Data extracted from a collection:
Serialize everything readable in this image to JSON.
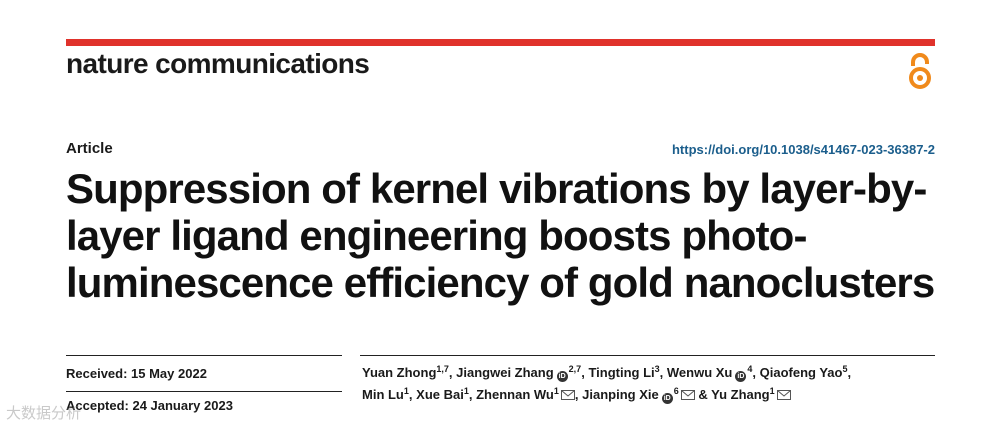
{
  "colors": {
    "accent_red": "#e0322b",
    "oa_orange": "#f08a1c",
    "doi_blue": "#1b5e8c"
  },
  "header": {
    "journal_name": "nature communications",
    "open_access_icon": "open-access-icon"
  },
  "meta": {
    "article_type": "Article",
    "doi": "https://doi.org/10.1038/s41467-023-36387-2"
  },
  "title": {
    "lines": [
      "Suppression of kernel vibrations by layer-by-",
      "layer ligand engineering boosts photo-",
      "luminescence efficiency of gold nanoclusters"
    ]
  },
  "dates": {
    "received": "Received: 15 May 2022",
    "accepted": "Accepted: 24 January 2023"
  },
  "authors": [
    {
      "name": "Yuan Zhong",
      "aff": "1,7",
      "orcid": false,
      "email": false,
      "prefix": "",
      "suffix": ","
    },
    {
      "name": "Jiangwei Zhang",
      "aff": "2,7",
      "orcid": true,
      "email": false,
      "prefix": " ",
      "suffix": ","
    },
    {
      "name": "Tingting Li",
      "aff": "3",
      "orcid": false,
      "email": false,
      "prefix": " ",
      "suffix": ","
    },
    {
      "name": "Wenwu Xu",
      "aff": "4",
      "orcid": true,
      "email": false,
      "prefix": " ",
      "suffix": ","
    },
    {
      "name": "Qiaofeng Yao",
      "aff": "5",
      "orcid": false,
      "email": false,
      "prefix": " ",
      "suffix": ","
    },
    {
      "name": "Min Lu",
      "aff": "1",
      "orcid": false,
      "email": false,
      "prefix": "",
      "suffix": ","
    },
    {
      "name": "Xue Bai",
      "aff": "1",
      "orcid": false,
      "email": false,
      "prefix": " ",
      "suffix": ","
    },
    {
      "name": "Zhennan Wu",
      "aff": "1",
      "orcid": false,
      "email": true,
      "prefix": " ",
      "suffix": ","
    },
    {
      "name": "Jianping Xie",
      "aff": "6",
      "orcid": true,
      "email": true,
      "prefix": " ",
      "suffix": ""
    },
    {
      "name": "Yu Zhang",
      "aff": "1",
      "orcid": false,
      "email": true,
      "prefix": " & ",
      "suffix": ""
    }
  ],
  "author_line_breaks": [
    5
  ],
  "watermark": "大数据分析"
}
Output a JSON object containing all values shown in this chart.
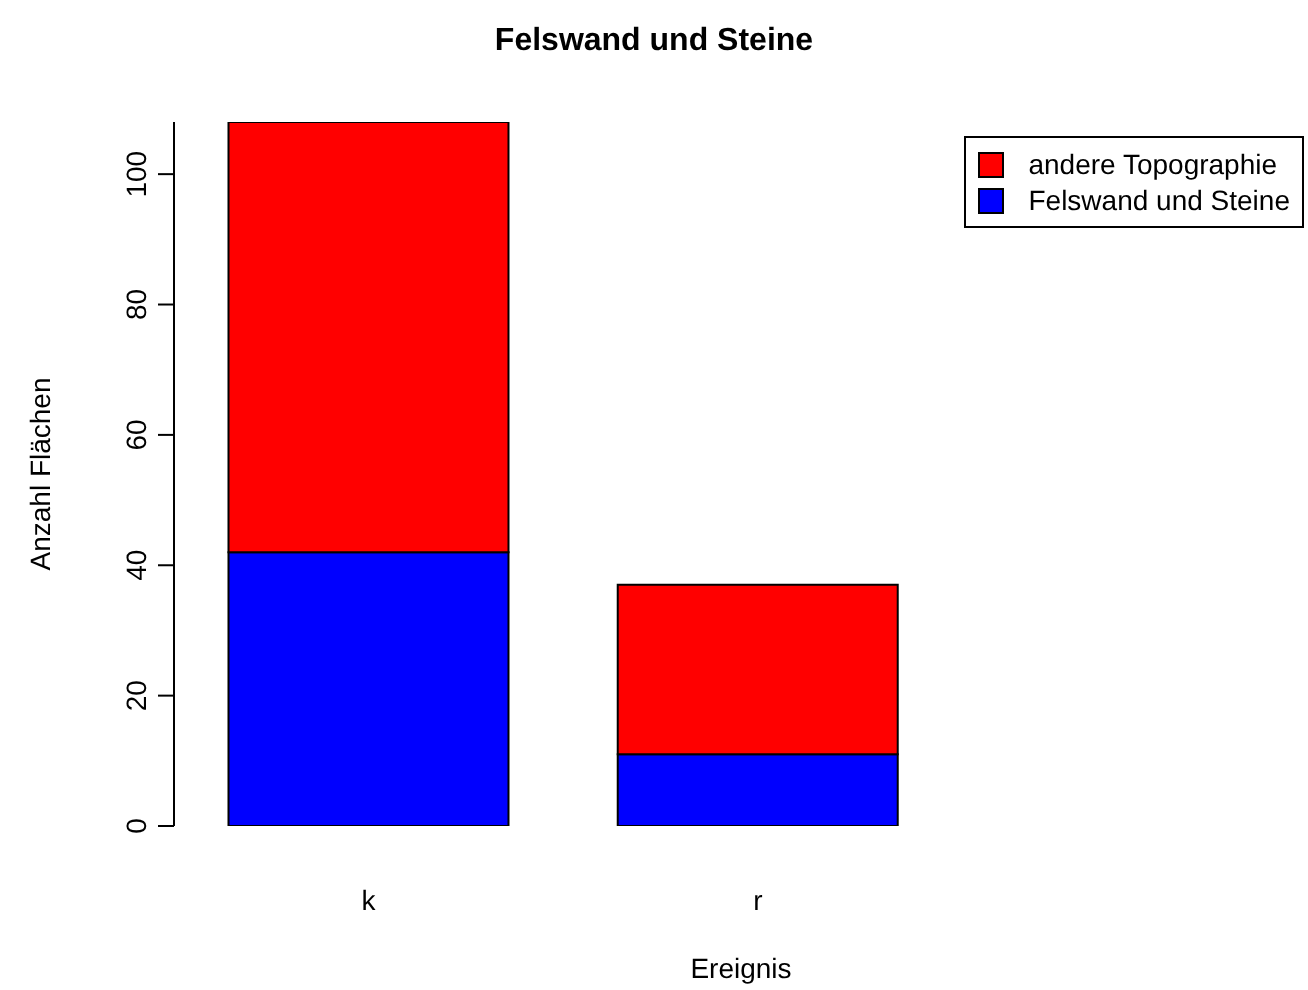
{
  "chart_data": {
    "type": "bar",
    "title": "Felswand und Steine",
    "xlabel": "Ereignis",
    "ylabel": "Anzahl Flächen",
    "categories": [
      "k",
      "r"
    ],
    "stacked": true,
    "ylim": [
      0,
      108
    ],
    "yticks": [
      0,
      20,
      40,
      60,
      80,
      100
    ],
    "grid": false,
    "legend": "top right",
    "series": [
      {
        "name": "Felswand und Steine",
        "color": "#0000ff",
        "values": [
          42,
          11
        ]
      },
      {
        "name": "andere Topographie",
        "color": "#ff0000",
        "values": [
          66,
          26
        ]
      }
    ]
  }
}
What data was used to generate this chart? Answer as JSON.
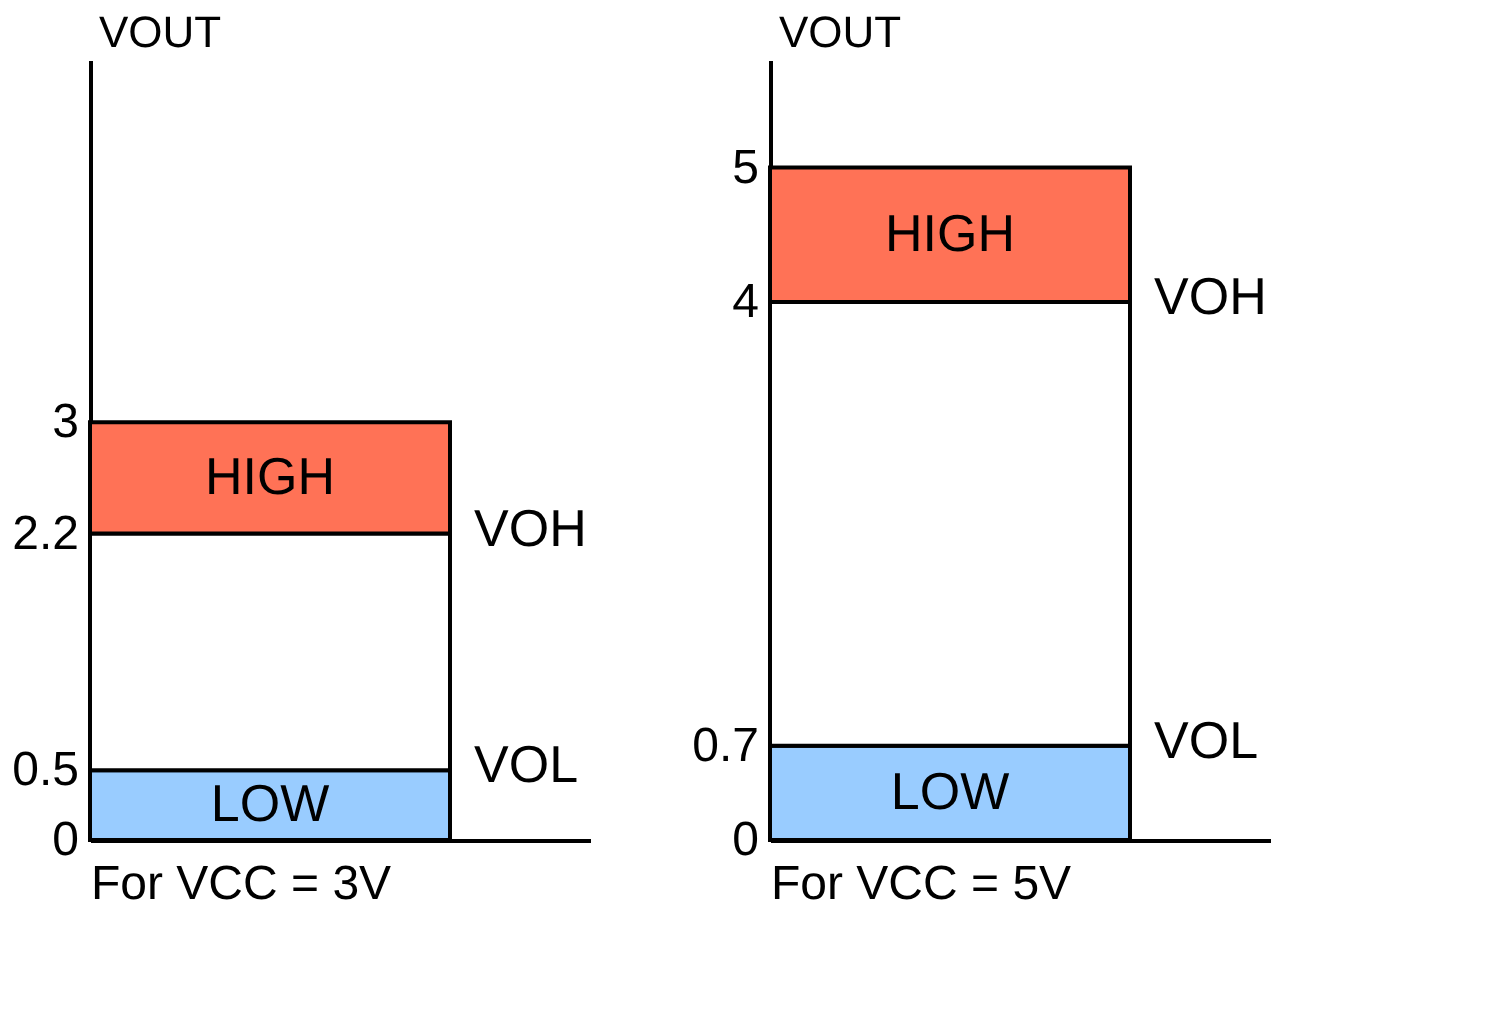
{
  "chart_data": [
    {
      "type": "bar",
      "ylabel": "VOUT",
      "xlabel": "For VCC = 3V",
      "categories": [
        null
      ],
      "ylim": [
        0,
        5.6
      ],
      "yticks": [
        0,
        0.5,
        2.2,
        3
      ],
      "grid": false,
      "tick_labels": "y",
      "series": [
        {
          "name": "LOW",
          "color": "#99ccff",
          "values": [
            0.5
          ],
          "base": [
            0
          ]
        },
        {
          "color": "#ffffff",
          "values": [
            1.7
          ],
          "base": [
            0.5
          ]
        },
        {
          "name": "HIGH",
          "color": "#ff7256",
          "values": [
            0.8
          ],
          "base": [
            2.2
          ]
        }
      ],
      "annotations": [
        "VOH",
        "VOL"
      ]
    },
    {
      "type": "bar",
      "ylabel": "VOUT",
      "xlabel": "For VCC = 5V",
      "categories": [
        null
      ],
      "ylim": [
        0,
        5.8
      ],
      "yticks": [
        0,
        0.7,
        4,
        5
      ],
      "grid": false,
      "tick_labels": "y",
      "series": [
        {
          "name": "LOW",
          "color": "#99ccff",
          "values": [
            0.7
          ],
          "base": [
            0
          ]
        },
        {
          "color": "#ffffff",
          "values": [
            3.3
          ],
          "base": [
            0.7
          ]
        },
        {
          "name": "HIGH",
          "color": "#ff7256",
          "values": [
            1.0
          ],
          "base": [
            4
          ]
        }
      ],
      "annotations": [
        "VOH",
        "VOL"
      ]
    }
  ]
}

THE EXERCISE: Using the data above, write out every line exactly, leaving the images behind.

FINAL RESULT:
Serialize everything readable in this image to JSON.
{
  "colors": {
    "accent_red": "#e0322b",
    "oa_orange": "#f08a1c",
    "doi_blue": "#1b5e8c"
  },
  "header": {
    "journal_name": "nature communications",
    "open_access_icon": "open-access-icon"
  },
  "meta": {
    "article_type": "Article",
    "doi": "https://doi.org/10.1038/s41467-023-36387-2"
  },
  "title": {
    "lines": [
      "Suppression of kernel vibrations by layer-by-",
      "layer ligand engineering boosts photo-",
      "luminescence efficiency of gold nanoclusters"
    ]
  },
  "dates": {
    "received": "Received: 15 May 2022",
    "accepted": "Accepted: 24 January 2023"
  },
  "authors": [
    {
      "name": "Yuan Zhong",
      "aff": "1,7",
      "orcid": false,
      "email": false,
      "prefix": "",
      "suffix": ","
    },
    {
      "name": "Jiangwei Zhang",
      "aff": "2,7",
      "orcid": true,
      "email": false,
      "prefix": " ",
      "suffix": ","
    },
    {
      "name": "Tingting Li",
      "aff": "3",
      "orcid": false,
      "email": false,
      "prefix": " ",
      "suffix": ","
    },
    {
      "name": "Wenwu Xu",
      "aff": "4",
      "orcid": true,
      "email": false,
      "prefix": " ",
      "suffix": ","
    },
    {
      "name": "Qiaofeng Yao",
      "aff": "5",
      "orcid": false,
      "email": false,
      "prefix": " ",
      "suffix": ","
    },
    {
      "name": "Min Lu",
      "aff": "1",
      "orcid": false,
      "email": false,
      "prefix": "",
      "suffix": ","
    },
    {
      "name": "Xue Bai",
      "aff": "1",
      "orcid": false,
      "email": false,
      "prefix": " ",
      "suffix": ","
    },
    {
      "name": "Zhennan Wu",
      "aff": "1",
      "orcid": false,
      "email": true,
      "prefix": " ",
      "suffix": ","
    },
    {
      "name": "Jianping Xie",
      "aff": "6",
      "orcid": true,
      "email": true,
      "prefix": " ",
      "suffix": ""
    },
    {
      "name": "Yu Zhang",
      "aff": "1",
      "orcid": false,
      "email": true,
      "prefix": " & ",
      "suffix": ""
    }
  ],
  "author_line_breaks": [
    5
  ],
  "watermark": "大数据分析"
}
Output a JSON object containing all values shown in this chart.
{
  "chart_data": {
    "type": "bar",
    "title": "Felswand und Steine",
    "xlabel": "Ereignis",
    "ylabel": "Anzahl Flächen",
    "categories": [
      "k",
      "r"
    ],
    "stacked": true,
    "ylim": [
      0,
      108
    ],
    "yticks": [
      0,
      20,
      40,
      60,
      80,
      100
    ],
    "grid": false,
    "legend": "top right",
    "series": [
      {
        "name": "Felswand und Steine",
        "color": "#0000ff",
        "values": [
          42,
          11
        ]
      },
      {
        "name": "andere Topographie",
        "color": "#ff0000",
        "values": [
          66,
          26
        ]
      }
    ]
  }
}
What data was used to generate this chart? Answer as JSON.
{
  "chart_data": [
    {
      "type": "bar",
      "ylabel": "VOUT",
      "xlabel": "For VCC = 3V",
      "categories": [
        null
      ],
      "ylim": [
        0,
        5.6
      ],
      "yticks": [
        0,
        0.5,
        2.2,
        3
      ],
      "grid": false,
      "tick_labels": "y",
      "series": [
        {
          "name": "LOW",
          "color": "#99ccff",
          "values": [
            0.5
          ],
          "base": [
            0
          ]
        },
        {
          "color": "#ffffff",
          "values": [
            1.7
          ],
          "base": [
            0.5
          ]
        },
        {
          "name": "HIGH",
          "color": "#ff7256",
          "values": [
            0.8
          ],
          "base": [
            2.2
          ]
        }
      ],
      "annotations": [
        "VOH",
        "VOL"
      ]
    },
    {
      "type": "bar",
      "ylabel": "VOUT",
      "xlabel": "For VCC = 5V",
      "categories": [
        null
      ],
      "ylim": [
        0,
        5.8
      ],
      "yticks": [
        0,
        0.7,
        4,
        5
      ],
      "grid": false,
      "tick_labels": "y",
      "series": [
        {
          "name": "LOW",
          "color": "#99ccff",
          "values": [
            0.7
          ],
          "base": [
            0
          ]
        },
        {
          "color": "#ffffff",
          "values": [
            3.3
          ],
          "base": [
            0.7
          ]
        },
        {
          "name": "HIGH",
          "color": "#ff7256",
          "values": [
            1.0
          ],
          "base": [
            4
          ]
        }
      ],
      "annotations": [
        "VOH",
        "VOL"
      ]
    }
  ]
}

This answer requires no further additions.